> [Passage given]:
Presumably that common status was that neither woman was on the no-fly list. The  government claimed that its “mistake” (in placing Dr. Ibrahim on the no-fly list) was corrected the same day as her arrest in 2005, and that it had not prevented Ms. Mustafa Kamal from flying to San Francisco to attend and testify at her mother’s trial.

Neither Dr. Ibrahim nor Ms. Mustafa Kamal are on the “no-fly” list. But when FBI Agent Kelley’s mistake in putting Dr. Ibrahim on the no-fly list was corrected, she was moved to, or left on, one or more watchlists — as Agent Kelley had intended.  At some point Ms. Mustafa Kamal was also placed on one or more watchlists. Agent Kelly’s reasons for his intended decision to place Dr. Ibrahim (and perhaps Ms. Mustafa Kamal — we don’t know if she was watchlisted at the same time or separately, by whom, or why) on one or more watchlists remain secret, and were never disclosed to Dr. Ibrahim or her attorneys or reviewed by the judge. Because the government admitted that the no-fly listing was unwarranted and a mistake, the court never reached the question of what to do if the government claims that a listing was justified.

> [Items taken from a dataset]:
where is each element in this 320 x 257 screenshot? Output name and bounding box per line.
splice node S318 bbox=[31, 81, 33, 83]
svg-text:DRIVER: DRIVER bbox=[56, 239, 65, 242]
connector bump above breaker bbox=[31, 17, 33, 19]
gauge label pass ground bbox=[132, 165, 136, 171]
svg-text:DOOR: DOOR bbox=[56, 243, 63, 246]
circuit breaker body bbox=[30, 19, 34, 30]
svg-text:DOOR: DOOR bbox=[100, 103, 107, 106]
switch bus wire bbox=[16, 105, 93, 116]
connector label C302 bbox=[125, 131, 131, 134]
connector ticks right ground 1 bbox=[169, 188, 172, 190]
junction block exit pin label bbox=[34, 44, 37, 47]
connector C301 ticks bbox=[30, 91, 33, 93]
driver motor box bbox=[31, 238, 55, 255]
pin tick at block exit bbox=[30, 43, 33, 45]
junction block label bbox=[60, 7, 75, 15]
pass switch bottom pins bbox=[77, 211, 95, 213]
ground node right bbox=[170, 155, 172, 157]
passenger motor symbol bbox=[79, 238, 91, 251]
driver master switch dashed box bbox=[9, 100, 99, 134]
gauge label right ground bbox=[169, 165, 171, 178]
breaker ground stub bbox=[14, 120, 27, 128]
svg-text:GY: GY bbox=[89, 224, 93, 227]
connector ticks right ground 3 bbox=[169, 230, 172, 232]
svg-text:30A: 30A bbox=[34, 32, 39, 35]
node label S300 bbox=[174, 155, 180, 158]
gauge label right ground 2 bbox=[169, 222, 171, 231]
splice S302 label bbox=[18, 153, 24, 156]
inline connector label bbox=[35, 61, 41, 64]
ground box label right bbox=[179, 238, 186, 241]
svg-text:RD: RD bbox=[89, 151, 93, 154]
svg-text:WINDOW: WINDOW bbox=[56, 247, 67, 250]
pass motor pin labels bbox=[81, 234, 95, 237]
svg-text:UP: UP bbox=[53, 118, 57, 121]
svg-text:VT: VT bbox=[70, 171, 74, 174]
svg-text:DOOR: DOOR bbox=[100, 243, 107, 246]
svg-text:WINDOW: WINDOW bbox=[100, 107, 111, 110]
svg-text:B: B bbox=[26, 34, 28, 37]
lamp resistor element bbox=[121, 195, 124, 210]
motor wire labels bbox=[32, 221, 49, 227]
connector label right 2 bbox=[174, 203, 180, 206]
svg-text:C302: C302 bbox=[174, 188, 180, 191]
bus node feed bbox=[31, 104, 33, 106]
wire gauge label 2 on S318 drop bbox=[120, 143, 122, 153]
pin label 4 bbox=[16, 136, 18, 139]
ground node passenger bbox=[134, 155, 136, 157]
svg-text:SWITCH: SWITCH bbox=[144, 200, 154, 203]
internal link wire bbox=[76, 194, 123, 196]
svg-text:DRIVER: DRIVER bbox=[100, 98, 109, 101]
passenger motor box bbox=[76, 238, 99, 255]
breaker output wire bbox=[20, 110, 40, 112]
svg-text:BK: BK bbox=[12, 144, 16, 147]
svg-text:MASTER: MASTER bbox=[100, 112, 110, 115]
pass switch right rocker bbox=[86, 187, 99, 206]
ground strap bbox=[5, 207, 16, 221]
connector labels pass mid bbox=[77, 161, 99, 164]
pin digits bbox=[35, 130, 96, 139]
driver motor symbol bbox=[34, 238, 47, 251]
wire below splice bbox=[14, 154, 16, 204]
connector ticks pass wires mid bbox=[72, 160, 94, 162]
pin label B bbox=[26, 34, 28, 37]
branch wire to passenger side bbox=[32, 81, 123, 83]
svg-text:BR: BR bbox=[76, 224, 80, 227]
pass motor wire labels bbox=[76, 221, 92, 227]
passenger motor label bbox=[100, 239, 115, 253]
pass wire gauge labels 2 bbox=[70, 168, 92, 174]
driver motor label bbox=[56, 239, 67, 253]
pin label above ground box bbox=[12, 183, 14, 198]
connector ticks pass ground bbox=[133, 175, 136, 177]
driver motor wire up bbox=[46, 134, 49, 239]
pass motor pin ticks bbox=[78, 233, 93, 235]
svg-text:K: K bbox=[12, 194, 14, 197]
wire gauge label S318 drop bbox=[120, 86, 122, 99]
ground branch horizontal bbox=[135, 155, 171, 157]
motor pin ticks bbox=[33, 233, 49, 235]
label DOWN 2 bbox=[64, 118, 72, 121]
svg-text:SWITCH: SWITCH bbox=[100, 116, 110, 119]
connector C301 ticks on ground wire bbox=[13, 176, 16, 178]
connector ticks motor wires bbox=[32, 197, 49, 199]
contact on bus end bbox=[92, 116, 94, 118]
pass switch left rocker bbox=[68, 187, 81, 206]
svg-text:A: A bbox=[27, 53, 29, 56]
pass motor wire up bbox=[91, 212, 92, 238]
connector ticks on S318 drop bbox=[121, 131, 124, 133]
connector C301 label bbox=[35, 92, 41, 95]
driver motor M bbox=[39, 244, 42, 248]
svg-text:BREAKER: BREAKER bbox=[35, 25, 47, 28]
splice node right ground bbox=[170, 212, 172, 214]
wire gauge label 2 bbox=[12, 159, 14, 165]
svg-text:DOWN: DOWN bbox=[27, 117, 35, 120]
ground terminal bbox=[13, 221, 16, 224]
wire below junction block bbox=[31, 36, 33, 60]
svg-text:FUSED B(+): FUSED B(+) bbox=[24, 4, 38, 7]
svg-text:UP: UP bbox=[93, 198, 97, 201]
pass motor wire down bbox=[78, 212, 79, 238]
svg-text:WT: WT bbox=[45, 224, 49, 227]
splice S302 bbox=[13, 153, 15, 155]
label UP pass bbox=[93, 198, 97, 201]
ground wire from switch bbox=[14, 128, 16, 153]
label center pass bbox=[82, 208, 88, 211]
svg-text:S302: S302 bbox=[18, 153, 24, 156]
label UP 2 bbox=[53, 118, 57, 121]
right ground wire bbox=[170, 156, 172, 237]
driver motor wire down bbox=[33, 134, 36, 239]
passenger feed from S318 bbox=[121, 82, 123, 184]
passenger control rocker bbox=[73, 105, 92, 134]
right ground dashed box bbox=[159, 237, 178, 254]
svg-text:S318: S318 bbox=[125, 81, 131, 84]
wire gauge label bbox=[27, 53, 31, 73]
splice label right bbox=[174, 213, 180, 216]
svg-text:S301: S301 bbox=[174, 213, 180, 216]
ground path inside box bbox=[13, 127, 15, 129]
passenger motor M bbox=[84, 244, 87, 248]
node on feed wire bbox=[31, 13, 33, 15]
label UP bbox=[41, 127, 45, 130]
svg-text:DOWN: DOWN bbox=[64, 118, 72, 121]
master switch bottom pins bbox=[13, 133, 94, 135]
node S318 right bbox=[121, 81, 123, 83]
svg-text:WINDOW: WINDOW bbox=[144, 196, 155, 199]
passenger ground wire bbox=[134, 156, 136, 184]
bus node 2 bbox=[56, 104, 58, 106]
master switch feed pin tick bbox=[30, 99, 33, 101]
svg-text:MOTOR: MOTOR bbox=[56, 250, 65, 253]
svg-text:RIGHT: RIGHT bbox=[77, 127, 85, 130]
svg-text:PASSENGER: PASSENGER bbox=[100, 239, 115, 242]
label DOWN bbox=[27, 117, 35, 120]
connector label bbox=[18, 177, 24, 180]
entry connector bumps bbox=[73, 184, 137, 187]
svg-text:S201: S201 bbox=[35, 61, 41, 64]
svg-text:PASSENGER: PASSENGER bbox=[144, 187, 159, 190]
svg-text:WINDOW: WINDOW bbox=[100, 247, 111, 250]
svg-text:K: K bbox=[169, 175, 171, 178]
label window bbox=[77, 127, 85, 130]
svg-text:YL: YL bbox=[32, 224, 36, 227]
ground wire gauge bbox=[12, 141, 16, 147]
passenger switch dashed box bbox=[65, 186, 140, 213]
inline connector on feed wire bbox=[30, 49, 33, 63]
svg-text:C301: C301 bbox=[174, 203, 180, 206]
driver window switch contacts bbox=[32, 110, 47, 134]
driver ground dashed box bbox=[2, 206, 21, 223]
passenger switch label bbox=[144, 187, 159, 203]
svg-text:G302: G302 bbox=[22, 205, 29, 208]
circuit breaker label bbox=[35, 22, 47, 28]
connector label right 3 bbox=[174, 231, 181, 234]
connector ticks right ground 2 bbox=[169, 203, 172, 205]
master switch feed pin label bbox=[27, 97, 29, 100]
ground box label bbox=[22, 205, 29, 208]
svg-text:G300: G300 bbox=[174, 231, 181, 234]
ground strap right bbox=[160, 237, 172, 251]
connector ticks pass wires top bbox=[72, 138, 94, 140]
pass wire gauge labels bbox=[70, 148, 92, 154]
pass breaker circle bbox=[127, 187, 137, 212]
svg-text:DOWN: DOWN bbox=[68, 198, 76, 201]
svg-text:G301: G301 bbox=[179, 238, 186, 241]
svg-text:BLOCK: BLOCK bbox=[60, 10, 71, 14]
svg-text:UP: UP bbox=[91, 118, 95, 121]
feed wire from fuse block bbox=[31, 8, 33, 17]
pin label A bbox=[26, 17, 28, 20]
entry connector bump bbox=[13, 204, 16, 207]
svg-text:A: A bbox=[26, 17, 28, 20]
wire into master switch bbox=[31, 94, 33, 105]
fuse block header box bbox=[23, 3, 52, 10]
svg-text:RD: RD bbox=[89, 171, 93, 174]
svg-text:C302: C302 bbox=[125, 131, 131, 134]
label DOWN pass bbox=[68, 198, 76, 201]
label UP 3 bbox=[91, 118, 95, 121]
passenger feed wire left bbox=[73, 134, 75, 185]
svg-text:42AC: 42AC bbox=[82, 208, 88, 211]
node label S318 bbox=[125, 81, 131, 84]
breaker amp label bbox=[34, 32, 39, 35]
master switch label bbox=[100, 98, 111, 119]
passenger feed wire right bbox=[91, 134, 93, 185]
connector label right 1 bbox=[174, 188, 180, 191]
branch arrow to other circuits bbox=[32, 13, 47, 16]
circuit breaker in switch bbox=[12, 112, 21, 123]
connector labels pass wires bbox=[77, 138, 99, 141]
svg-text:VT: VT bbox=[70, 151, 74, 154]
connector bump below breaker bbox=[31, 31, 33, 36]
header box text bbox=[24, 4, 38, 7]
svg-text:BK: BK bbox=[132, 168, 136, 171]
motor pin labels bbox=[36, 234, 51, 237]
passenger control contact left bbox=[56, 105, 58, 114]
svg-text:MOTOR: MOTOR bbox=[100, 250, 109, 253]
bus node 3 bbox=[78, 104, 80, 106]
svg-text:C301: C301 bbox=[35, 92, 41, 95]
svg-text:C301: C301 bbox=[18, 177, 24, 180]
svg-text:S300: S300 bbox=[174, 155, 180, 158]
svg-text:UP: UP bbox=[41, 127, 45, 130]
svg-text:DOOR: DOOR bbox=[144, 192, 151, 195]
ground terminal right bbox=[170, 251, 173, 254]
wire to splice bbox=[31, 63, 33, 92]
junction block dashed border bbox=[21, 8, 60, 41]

> [Problem requirements]: Rewrite the stretch of the passage about the no-fly list from "Neither Dr. Ibrahim" through "listing was justified.", substituting "watch lists" for "watchlists". The records are separate material and have no connection to the passage about the no-fly list.

> [In response]:
Neither Dr. Ibrahim nor Ms. Mustafa Kamal are on the “no-fly” list. But when FBI Agent Kelley’s mistake in putting Dr. Ibrahim on the no-fly list was corrected, she was moved to, or left on, one or more watch lists — as Agent Kelley had intended.  At some point Ms. Mustafa Kamal was also placed on one or more watch lists. Agent Kelly’s reasons for his intended decision to place Dr. Ibrahim (and perhaps Ms. Mustafa Kamal — we don’t know if she was watchlisted at the same time or separately, by whom, or why) on one or more watch lists remain secret, and were never disclosed to Dr. Ibrahim or her attorneys or reviewed by the judge. Because the government admitted that the no-fly listing was unwarranted and a mistake, the court never reached the question of what to do if the government claims that a listing was justified.